Exercise ▸
Omit every picture while repeating the entries exactly.
== Input rows
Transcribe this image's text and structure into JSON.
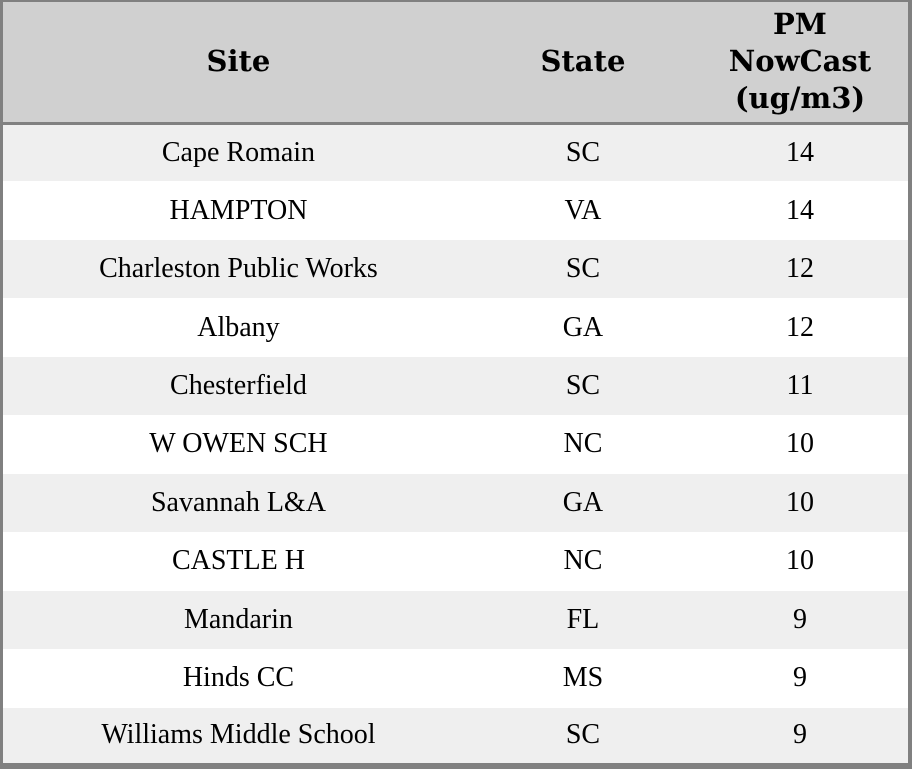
{
  "colors": {
    "header_bg": "#d0d0d0",
    "stripe_row_bg": "#efefef",
    "plain_row_bg": "#ffffff",
    "border": "#808080",
    "text": "#000000"
  },
  "table": {
    "columns": [
      {
        "label": "Site"
      },
      {
        "label": "State"
      },
      {
        "label": "PM NowCast (ug/m3)"
      }
    ],
    "rows": [
      {
        "site": "Cape Romain",
        "state": "SC",
        "pm_nowcast": "14"
      },
      {
        "site": "HAMPTON",
        "state": "VA",
        "pm_nowcast": "14"
      },
      {
        "site": "Charleston Public Works",
        "state": "SC",
        "pm_nowcast": "12"
      },
      {
        "site": "Albany",
        "state": "GA",
        "pm_nowcast": "12"
      },
      {
        "site": "Chesterfield",
        "state": "SC",
        "pm_nowcast": "11"
      },
      {
        "site": "W OWEN SCH",
        "state": "NC",
        "pm_nowcast": "10"
      },
      {
        "site": "Savannah L&A",
        "state": "GA",
        "pm_nowcast": "10"
      },
      {
        "site": "CASTLE H",
        "state": "NC",
        "pm_nowcast": "10"
      },
      {
        "site": "Mandarin",
        "state": "FL",
        "pm_nowcast": "9"
      },
      {
        "site": "Hinds CC",
        "state": "MS",
        "pm_nowcast": "9"
      },
      {
        "site": "Williams Middle School",
        "state": "SC",
        "pm_nowcast": "9"
      }
    ]
  },
  "chart_data": {
    "type": "table",
    "title": "",
    "columns": [
      "Site",
      "State",
      "PM NowCast (ug/m3)"
    ],
    "rows": [
      [
        "Cape Romain",
        "SC",
        14
      ],
      [
        "HAMPTON",
        "VA",
        14
      ],
      [
        "Charleston Public Works",
        "SC",
        12
      ],
      [
        "Albany",
        "GA",
        12
      ],
      [
        "Chesterfield",
        "SC",
        11
      ],
      [
        "W OWEN SCH",
        "NC",
        10
      ],
      [
        "Savannah L&A",
        "GA",
        10
      ],
      [
        "CASTLE H",
        "NC",
        10
      ],
      [
        "Mandarin",
        "FL",
        9
      ],
      [
        "Hinds CC",
        "MS",
        9
      ],
      [
        "Williams Middle School",
        "SC",
        9
      ]
    ]
  }
}
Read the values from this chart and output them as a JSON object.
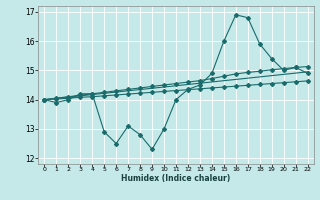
{
  "xlabel": "Humidex (Indice chaleur)",
  "bg_color": "#c5e8e8",
  "line_color": "#1a6b6b",
  "xlim": [
    -0.5,
    22.5
  ],
  "ylim": [
    11.8,
    17.2
  ],
  "yticks": [
    12,
    13,
    14,
    15,
    16,
    17
  ],
  "xticks": [
    0,
    1,
    2,
    3,
    4,
    5,
    6,
    7,
    8,
    9,
    10,
    11,
    12,
    13,
    14,
    15,
    16,
    17,
    18,
    19,
    20,
    21,
    22
  ],
  "series1_x": [
    0,
    1,
    2,
    3,
    4,
    5,
    6,
    7,
    8,
    9,
    10,
    11,
    12,
    13,
    14,
    15,
    16,
    17,
    18,
    19,
    20,
    21,
    22
  ],
  "series1_y": [
    14.0,
    13.9,
    14.0,
    14.2,
    14.2,
    12.9,
    12.5,
    13.1,
    12.8,
    12.3,
    13.0,
    14.0,
    14.35,
    14.5,
    14.9,
    16.0,
    16.9,
    16.8,
    15.9,
    15.4,
    15.0,
    15.1,
    14.9
  ],
  "series2_x": [
    0,
    1,
    2,
    3,
    4,
    5,
    6,
    7,
    8,
    9,
    10,
    11,
    12,
    13,
    14,
    15,
    16,
    17,
    18,
    19,
    20,
    21,
    22
  ],
  "series2_y": [
    14.0,
    14.05,
    14.1,
    14.15,
    14.2,
    14.25,
    14.3,
    14.35,
    14.4,
    14.45,
    14.5,
    14.55,
    14.6,
    14.65,
    14.72,
    14.8,
    14.88,
    14.93,
    14.97,
    15.02,
    15.06,
    15.1,
    15.13
  ],
  "series3_x": [
    0,
    1,
    2,
    3,
    4,
    5,
    6,
    7,
    8,
    9,
    10,
    11,
    12,
    13,
    14,
    15,
    16,
    17,
    18,
    19,
    20,
    21,
    22
  ],
  "series3_y": [
    14.0,
    14.02,
    14.05,
    14.08,
    14.1,
    14.13,
    14.16,
    14.19,
    14.22,
    14.25,
    14.28,
    14.31,
    14.34,
    14.37,
    14.4,
    14.43,
    14.46,
    14.49,
    14.52,
    14.55,
    14.58,
    14.61,
    14.64
  ],
  "series4_x": [
    0,
    22
  ],
  "series4_y": [
    14.0,
    14.95
  ]
}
====
The output ▸
Transcribe this image's text and structure into JSON.
{
  "colors": {
    "header_bg": "#d0d0d0",
    "stripe_row_bg": "#efefef",
    "plain_row_bg": "#ffffff",
    "border": "#808080",
    "text": "#000000"
  },
  "table": {
    "columns": [
      {
        "label": "Site"
      },
      {
        "label": "State"
      },
      {
        "label": "PM NowCast (ug/m3)"
      }
    ],
    "rows": [
      {
        "site": "Cape Romain",
        "state": "SC",
        "pm_nowcast": "14"
      },
      {
        "site": "HAMPTON",
        "state": "VA",
        "pm_nowcast": "14"
      },
      {
        "site": "Charleston Public Works",
        "state": "SC",
        "pm_nowcast": "12"
      },
      {
        "site": "Albany",
        "state": "GA",
        "pm_nowcast": "12"
      },
      {
        "site": "Chesterfield",
        "state": "SC",
        "pm_nowcast": "11"
      },
      {
        "site": "W OWEN SCH",
        "state": "NC",
        "pm_nowcast": "10"
      },
      {
        "site": "Savannah L&A",
        "state": "GA",
        "pm_nowcast": "10"
      },
      {
        "site": "CASTLE H",
        "state": "NC",
        "pm_nowcast": "10"
      },
      {
        "site": "Mandarin",
        "state": "FL",
        "pm_nowcast": "9"
      },
      {
        "site": "Hinds CC",
        "state": "MS",
        "pm_nowcast": "9"
      },
      {
        "site": "Williams Middle School",
        "state": "SC",
        "pm_nowcast": "9"
      }
    ]
  },
  "chart_data": {
    "type": "table",
    "title": "",
    "columns": [
      "Site",
      "State",
      "PM NowCast (ug/m3)"
    ],
    "rows": [
      [
        "Cape Romain",
        "SC",
        14
      ],
      [
        "HAMPTON",
        "VA",
        14
      ],
      [
        "Charleston Public Works",
        "SC",
        12
      ],
      [
        "Albany",
        "GA",
        12
      ],
      [
        "Chesterfield",
        "SC",
        11
      ],
      [
        "W OWEN SCH",
        "NC",
        10
      ],
      [
        "Savannah L&A",
        "GA",
        10
      ],
      [
        "CASTLE H",
        "NC",
        10
      ],
      [
        "Mandarin",
        "FL",
        9
      ],
      [
        "Hinds CC",
        "MS",
        9
      ],
      [
        "Williams Middle School",
        "SC",
        9
      ]
    ]
  }
}
Read the values from this chart and output them as a JSON object.
{
  "xlabel": "Humidex (Indice chaleur)",
  "bg_color": "#c5e8e8",
  "line_color": "#1a6b6b",
  "xlim": [
    -0.5,
    22.5
  ],
  "ylim": [
    11.8,
    17.2
  ],
  "yticks": [
    12,
    13,
    14,
    15,
    16,
    17
  ],
  "xticks": [
    0,
    1,
    2,
    3,
    4,
    5,
    6,
    7,
    8,
    9,
    10,
    11,
    12,
    13,
    14,
    15,
    16,
    17,
    18,
    19,
    20,
    21,
    22
  ],
  "series1_x": [
    0,
    1,
    2,
    3,
    4,
    5,
    6,
    7,
    8,
    9,
    10,
    11,
    12,
    13,
    14,
    15,
    16,
    17,
    18,
    19,
    20,
    21,
    22
  ],
  "series1_y": [
    14.0,
    13.9,
    14.0,
    14.2,
    14.2,
    12.9,
    12.5,
    13.1,
    12.8,
    12.3,
    13.0,
    14.0,
    14.35,
    14.5,
    14.9,
    16.0,
    16.9,
    16.8,
    15.9,
    15.4,
    15.0,
    15.1,
    14.9
  ],
  "series2_x": [
    0,
    1,
    2,
    3,
    4,
    5,
    6,
    7,
    8,
    9,
    10,
    11,
    12,
    13,
    14,
    15,
    16,
    17,
    18,
    19,
    20,
    21,
    22
  ],
  "series2_y": [
    14.0,
    14.05,
    14.1,
    14.15,
    14.2,
    14.25,
    14.3,
    14.35,
    14.4,
    14.45,
    14.5,
    14.55,
    14.6,
    14.65,
    14.72,
    14.8,
    14.88,
    14.93,
    14.97,
    15.02,
    15.06,
    15.1,
    15.13
  ],
  "series3_x": [
    0,
    1,
    2,
    3,
    4,
    5,
    6,
    7,
    8,
    9,
    10,
    11,
    12,
    13,
    14,
    15,
    16,
    17,
    18,
    19,
    20,
    21,
    22
  ],
  "series3_y": [
    14.0,
    14.02,
    14.05,
    14.08,
    14.1,
    14.13,
    14.16,
    14.19,
    14.22,
    14.25,
    14.28,
    14.31,
    14.34,
    14.37,
    14.4,
    14.43,
    14.46,
    14.49,
    14.52,
    14.55,
    14.58,
    14.61,
    14.64
  ],
  "series4_x": [
    0,
    22
  ],
  "series4_y": [
    14.0,
    14.95
  ]
}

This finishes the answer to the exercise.